## Start

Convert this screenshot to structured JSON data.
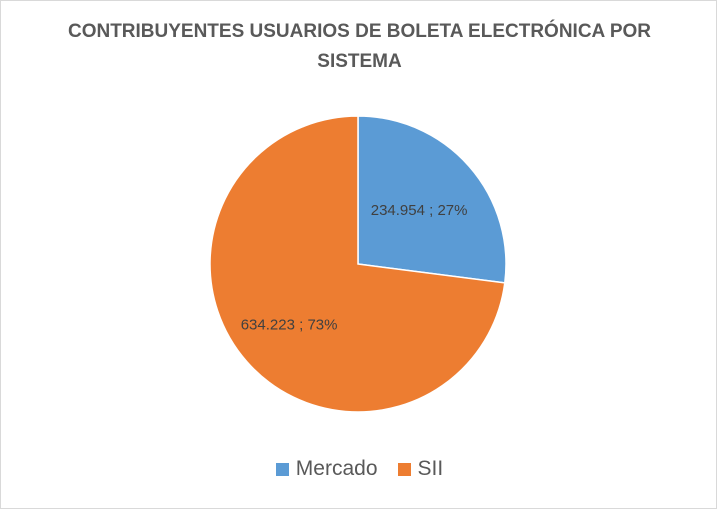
{
  "chart_data": {
    "type": "pie",
    "title": "CONTRIBUYENTES USUARIOS DE BOLETA ELECTRÓNICA POR SISTEMA",
    "slices": [
      {
        "name": "Mercado",
        "value": 234954,
        "label": "234.954 ; 27%",
        "color": "#5b9bd5"
      },
      {
        "name": "SII",
        "value": 634223,
        "label": "634.223 ; 73%",
        "color": "#ed7d31"
      }
    ],
    "legend_position": "bottom",
    "start_angle": "12 o'clock, clockwise"
  }
}
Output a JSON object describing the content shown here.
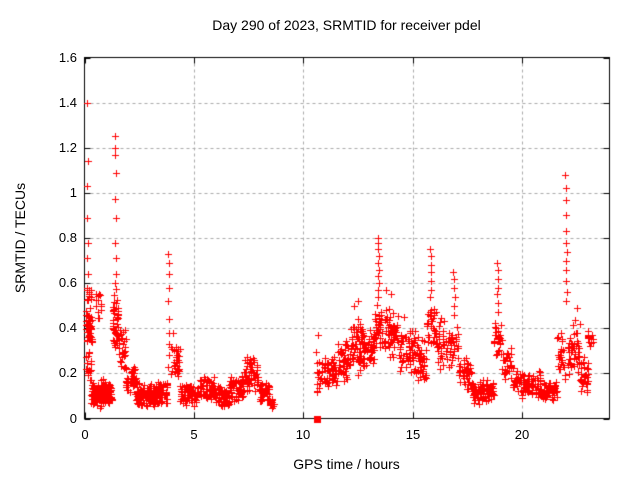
{
  "chart_data": {
    "type": "scatter",
    "title": "Day 290 of 2023, SRMTID for receiver pdel",
    "xlabel": "GPS time / hours",
    "ylabel": "SRMTID / TECUs",
    "xlim": [
      0,
      24
    ],
    "ylim": [
      0,
      1.6
    ],
    "xtick_values": [
      0,
      5,
      10,
      15,
      20
    ],
    "xtick_labels": [
      "0",
      "5",
      "10",
      "15",
      "20"
    ],
    "ytick_values": [
      0,
      0.2,
      0.4,
      0.6,
      0.8,
      1,
      1.2,
      1.4,
      1.6
    ],
    "ytick_labels": [
      "0",
      "0.2",
      "0.4",
      "0.6",
      "0.8",
      "1",
      "1.2",
      "1.4",
      "1.6"
    ],
    "grid": true,
    "legend": "none",
    "marker": "plus",
    "marker_color": "#ff0000",
    "grid_color": "#a8a8a8",
    "axis_color": "#000000",
    "data_gap_hours": [
      8.68,
      10.58
    ],
    "special_points": [
      {
        "x": 10.63,
        "y": 0.0,
        "marker": "filled-square",
        "color": "#ff0000"
      }
    ],
    "spike_points": [
      [
        0.12,
        1.4
      ],
      [
        0.14,
        1.14
      ],
      [
        0.13,
        1.03
      ],
      [
        0.12,
        0.89
      ],
      [
        0.15,
        0.78
      ],
      [
        0.13,
        0.71
      ],
      [
        0.14,
        0.64
      ],
      [
        0.11,
        0.58
      ],
      [
        0.16,
        0.53
      ],
      [
        1.38,
        1.25
      ],
      [
        1.41,
        1.2
      ],
      [
        1.39,
        1.17
      ],
      [
        1.42,
        1.09
      ],
      [
        1.4,
        0.975
      ],
      [
        1.43,
        0.89
      ],
      [
        1.39,
        0.78
      ],
      [
        1.42,
        0.71
      ],
      [
        1.44,
        0.64
      ],
      [
        1.4,
        0.6
      ],
      [
        3.82,
        0.73
      ],
      [
        3.85,
        0.69
      ],
      [
        3.84,
        0.64
      ],
      [
        3.86,
        0.58
      ],
      [
        3.83,
        0.52
      ],
      [
        3.86,
        0.44
      ],
      [
        3.84,
        0.38
      ],
      [
        3.87,
        0.33
      ],
      [
        3.85,
        0.28
      ],
      [
        3.83,
        0.23
      ],
      [
        13.4,
        0.8
      ],
      [
        13.44,
        0.78
      ],
      [
        13.42,
        0.75
      ],
      [
        13.46,
        0.72
      ],
      [
        13.43,
        0.69
      ],
      [
        13.45,
        0.66
      ],
      [
        13.41,
        0.63
      ],
      [
        13.47,
        0.6
      ],
      [
        13.44,
        0.57
      ],
      [
        13.42,
        0.54
      ],
      [
        15.8,
        0.75
      ],
      [
        15.84,
        0.72
      ],
      [
        15.82,
        0.68
      ],
      [
        15.86,
        0.65
      ],
      [
        15.83,
        0.61
      ],
      [
        15.85,
        0.57
      ],
      [
        15.81,
        0.54
      ],
      [
        16.86,
        0.65
      ],
      [
        16.9,
        0.62
      ],
      [
        16.88,
        0.58
      ],
      [
        16.92,
        0.54
      ],
      [
        16.89,
        0.5
      ],
      [
        16.91,
        0.46
      ],
      [
        18.86,
        0.69
      ],
      [
        18.9,
        0.66
      ],
      [
        18.88,
        0.62
      ],
      [
        18.92,
        0.58
      ],
      [
        18.87,
        0.55
      ],
      [
        18.91,
        0.51
      ],
      [
        18.89,
        0.47
      ],
      [
        21.98,
        1.08
      ],
      [
        22.02,
        1.02
      ],
      [
        22.0,
        0.97
      ],
      [
        22.03,
        0.9
      ],
      [
        21.99,
        0.83
      ],
      [
        22.02,
        0.78
      ],
      [
        22.04,
        0.74
      ],
      [
        22.0,
        0.7
      ],
      [
        22.03,
        0.66
      ],
      [
        22.01,
        0.61
      ],
      [
        22.05,
        0.56
      ],
      [
        21.99,
        0.52
      ],
      [
        0.62,
        0.47
      ],
      [
        12.32,
        0.5
      ],
      [
        12.48,
        0.52
      ],
      [
        13.78,
        0.57
      ],
      [
        14.02,
        0.55
      ],
      [
        14.62,
        0.45
      ],
      [
        22.5,
        0.49
      ],
      [
        10.68,
        0.37
      ],
      [
        4.05,
        0.38
      ]
    ],
    "density_bands": [
      [
        0.05,
        0.32,
        0.16,
        0.3,
        18
      ],
      [
        0.05,
        0.35,
        0.3,
        0.5,
        38
      ],
      [
        0.08,
        0.3,
        0.5,
        0.6,
        10
      ],
      [
        0.3,
        0.78,
        0.04,
        0.18,
        65
      ],
      [
        0.5,
        0.75,
        0.42,
        0.58,
        12
      ],
      [
        0.78,
        1.28,
        0.06,
        0.18,
        70
      ],
      [
        1.28,
        1.58,
        0.3,
        0.58,
        40
      ],
      [
        1.55,
        1.88,
        0.2,
        0.42,
        28
      ],
      [
        1.88,
        2.35,
        0.1,
        0.24,
        50
      ],
      [
        2.35,
        3.35,
        0.04,
        0.16,
        115
      ],
      [
        3.35,
        3.78,
        0.06,
        0.18,
        45
      ],
      [
        3.9,
        4.35,
        0.17,
        0.35,
        30
      ],
      [
        4.35,
        5.2,
        0.05,
        0.16,
        75
      ],
      [
        5.2,
        5.95,
        0.07,
        0.2,
        60
      ],
      [
        5.95,
        6.6,
        0.04,
        0.15,
        60
      ],
      [
        6.6,
        7.25,
        0.07,
        0.2,
        55
      ],
      [
        7.25,
        7.95,
        0.1,
        0.28,
        55
      ],
      [
        7.95,
        8.45,
        0.06,
        0.17,
        40
      ],
      [
        8.45,
        8.68,
        0.03,
        0.11,
        14
      ],
      [
        10.58,
        10.95,
        0.05,
        0.37,
        20
      ],
      [
        10.95,
        11.55,
        0.12,
        0.3,
        45
      ],
      [
        11.55,
        12.15,
        0.15,
        0.35,
        50
      ],
      [
        12.15,
        12.75,
        0.18,
        0.46,
        55
      ],
      [
        12.75,
        13.25,
        0.2,
        0.42,
        45
      ],
      [
        13.25,
        13.62,
        0.3,
        0.52,
        30
      ],
      [
        13.62,
        14.35,
        0.25,
        0.52,
        60
      ],
      [
        14.35,
        15.15,
        0.18,
        0.42,
        60
      ],
      [
        15.15,
        15.65,
        0.15,
        0.38,
        40
      ],
      [
        15.65,
        16.1,
        0.28,
        0.52,
        35
      ],
      [
        16.1,
        16.6,
        0.2,
        0.45,
        35
      ],
      [
        16.6,
        17.1,
        0.22,
        0.42,
        30
      ],
      [
        17.1,
        17.7,
        0.12,
        0.28,
        45
      ],
      [
        17.7,
        18.7,
        0.06,
        0.18,
        90
      ],
      [
        18.7,
        19.1,
        0.25,
        0.45,
        25
      ],
      [
        19.1,
        19.6,
        0.15,
        0.32,
        30
      ],
      [
        19.6,
        20.9,
        0.08,
        0.22,
        90
      ],
      [
        20.9,
        21.6,
        0.06,
        0.18,
        60
      ],
      [
        21.6,
        21.98,
        0.15,
        0.4,
        25
      ],
      [
        22.05,
        22.65,
        0.15,
        0.47,
        45
      ],
      [
        22.65,
        23.05,
        0.1,
        0.3,
        30
      ],
      [
        23.0,
        23.25,
        0.25,
        0.45,
        12
      ]
    ],
    "seed": 1234
  }
}
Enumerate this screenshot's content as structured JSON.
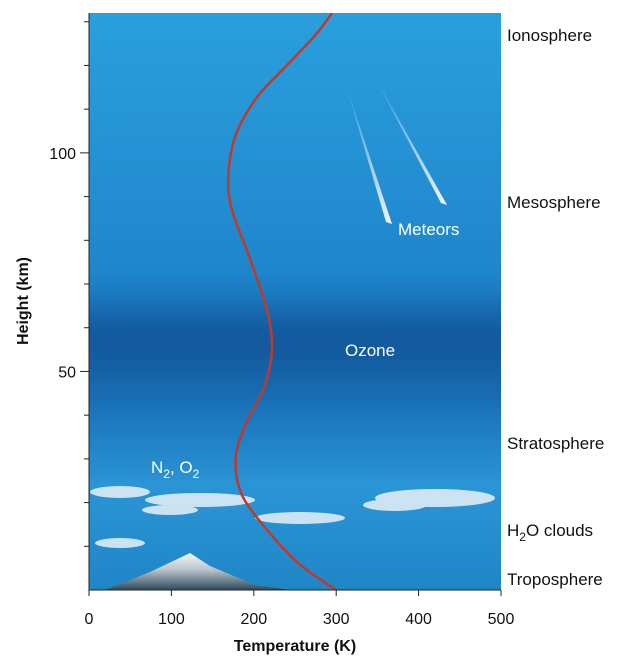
{
  "chart_data": {
    "type": "line",
    "xlabel": "Temperature (K)",
    "ylabel": "Height (km)",
    "xlim": [
      0,
      500
    ],
    "ylim": [
      0,
      132
    ],
    "x_ticks": [
      0,
      100,
      200,
      300,
      400,
      500
    ],
    "y_ticks": [
      50,
      100
    ],
    "series": [
      {
        "color": "#c0392b",
        "points": [
          {
            "x": 300,
            "y": 0
          },
          {
            "x": 255,
            "y": 6
          },
          {
            "x": 215,
            "y": 14
          },
          {
            "x": 185,
            "y": 22
          },
          {
            "x": 178,
            "y": 30
          },
          {
            "x": 190,
            "y": 38
          },
          {
            "x": 212,
            "y": 46
          },
          {
            "x": 222,
            "y": 55
          },
          {
            "x": 216,
            "y": 64
          },
          {
            "x": 195,
            "y": 76
          },
          {
            "x": 172,
            "y": 88
          },
          {
            "x": 170,
            "y": 97
          },
          {
            "x": 180,
            "y": 105
          },
          {
            "x": 205,
            "y": 113
          },
          {
            "x": 240,
            "y": 120
          },
          {
            "x": 275,
            "y": 127
          },
          {
            "x": 295,
            "y": 132
          }
        ]
      }
    ],
    "annotations": {
      "meteors": "Meteors",
      "ozone": "Ozone",
      "gases_n": "N",
      "gases_sub1": "2",
      "gases_comma": ", O",
      "gases_sub2": "2"
    },
    "layers": {
      "ionosphere": "Ionosphere",
      "mesosphere": "Mesosphere",
      "stratosphere": "Stratosphere",
      "clouds_h": "H",
      "clouds_sub": "2",
      "clouds_rest": "O clouds",
      "troposphere": "Troposphere"
    }
  }
}
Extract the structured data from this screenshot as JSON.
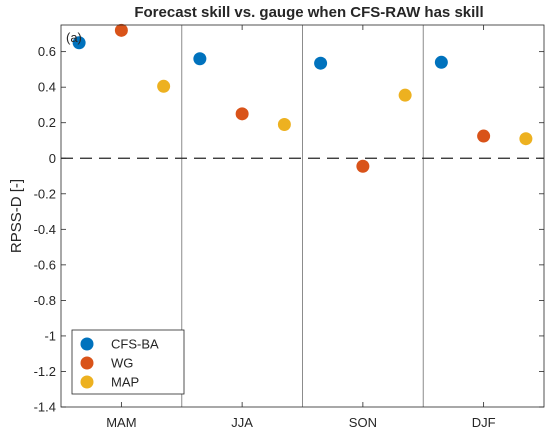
{
  "chart_data": {
    "type": "scatter",
    "title": "Forecast skill vs. gauge when CFS-RAW has skill",
    "panel_label": "(a)",
    "xlabel": "",
    "ylabel": "RPSS-D [-]",
    "categories": [
      "MAM",
      "JJA",
      "SON",
      "DJF"
    ],
    "ylim": [
      -1.4,
      0.75
    ],
    "yticks": [
      0.6,
      0.4,
      0.2,
      0,
      -0.2,
      -0.4,
      -0.6,
      -0.8,
      -1,
      -1.2,
      -1.4
    ],
    "ytick_labels": [
      "0.6",
      "0.4",
      "0.2",
      "0",
      "-0.2",
      "-0.4",
      "-0.6",
      "-0.8",
      "-1",
      "-1.2",
      "-1.4"
    ],
    "reference_line": 0,
    "legend_position": "bottom-left",
    "grid": false,
    "series": [
      {
        "name": "CFS-BA",
        "color": "#0072BD",
        "values": [
          0.65,
          0.56,
          0.535,
          0.54
        ]
      },
      {
        "name": "WG",
        "color": "#D95319",
        "values": [
          0.72,
          0.25,
          -0.045,
          0.125
        ]
      },
      {
        "name": "MAP",
        "color": "#EDB120",
        "values": [
          0.405,
          0.19,
          0.355,
          0.11
        ]
      }
    ]
  }
}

## End

GIVEN PROBLEM => Every line containing the string "screenshot" must be listed.

COMPLETE ANSWER =>
Convert this screenshot to structured JSON data.
Enumerate this screenshot's content as structured JSON.
Extract the structured data from this screenshot as JSON.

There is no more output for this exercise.